What you have to do |
Within the listing below, locate all lines containing the word "closet". Copy each one.

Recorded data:
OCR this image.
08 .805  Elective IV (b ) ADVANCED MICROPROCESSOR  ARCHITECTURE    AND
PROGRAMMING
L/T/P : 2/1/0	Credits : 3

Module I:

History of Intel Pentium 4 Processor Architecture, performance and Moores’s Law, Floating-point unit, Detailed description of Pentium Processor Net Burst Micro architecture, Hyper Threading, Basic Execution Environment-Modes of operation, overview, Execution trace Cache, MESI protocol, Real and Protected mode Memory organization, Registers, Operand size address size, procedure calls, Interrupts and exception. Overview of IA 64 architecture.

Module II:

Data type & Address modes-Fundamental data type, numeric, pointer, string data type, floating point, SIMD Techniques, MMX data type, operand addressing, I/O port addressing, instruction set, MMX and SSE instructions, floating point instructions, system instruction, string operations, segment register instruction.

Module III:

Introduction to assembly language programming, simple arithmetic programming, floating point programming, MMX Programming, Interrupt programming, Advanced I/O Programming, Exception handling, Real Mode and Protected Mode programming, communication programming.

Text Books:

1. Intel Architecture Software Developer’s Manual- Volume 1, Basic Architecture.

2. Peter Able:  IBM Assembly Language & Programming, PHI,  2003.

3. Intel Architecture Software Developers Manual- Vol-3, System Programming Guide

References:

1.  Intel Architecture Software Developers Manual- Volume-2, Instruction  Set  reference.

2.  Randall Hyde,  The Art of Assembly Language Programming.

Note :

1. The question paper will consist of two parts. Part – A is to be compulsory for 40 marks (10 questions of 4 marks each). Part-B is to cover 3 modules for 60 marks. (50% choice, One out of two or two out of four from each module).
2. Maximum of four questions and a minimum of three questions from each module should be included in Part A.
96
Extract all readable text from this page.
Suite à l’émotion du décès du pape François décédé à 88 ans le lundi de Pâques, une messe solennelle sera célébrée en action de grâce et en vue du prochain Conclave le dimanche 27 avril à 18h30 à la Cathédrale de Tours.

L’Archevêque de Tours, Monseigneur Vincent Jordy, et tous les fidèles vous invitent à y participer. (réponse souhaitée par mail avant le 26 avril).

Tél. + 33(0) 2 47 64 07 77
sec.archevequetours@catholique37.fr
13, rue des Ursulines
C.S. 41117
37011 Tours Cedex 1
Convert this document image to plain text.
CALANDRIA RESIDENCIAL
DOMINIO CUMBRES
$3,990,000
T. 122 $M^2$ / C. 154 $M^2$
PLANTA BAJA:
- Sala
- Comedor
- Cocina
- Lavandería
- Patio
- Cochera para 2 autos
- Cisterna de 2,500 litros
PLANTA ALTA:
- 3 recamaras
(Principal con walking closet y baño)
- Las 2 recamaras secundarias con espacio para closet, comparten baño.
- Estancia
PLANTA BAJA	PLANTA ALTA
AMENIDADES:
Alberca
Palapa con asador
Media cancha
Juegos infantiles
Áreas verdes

Output below |
(Principal con walking closet y baño)
- Las 2 recamaras secundarias con espacio para closet, comparten baño.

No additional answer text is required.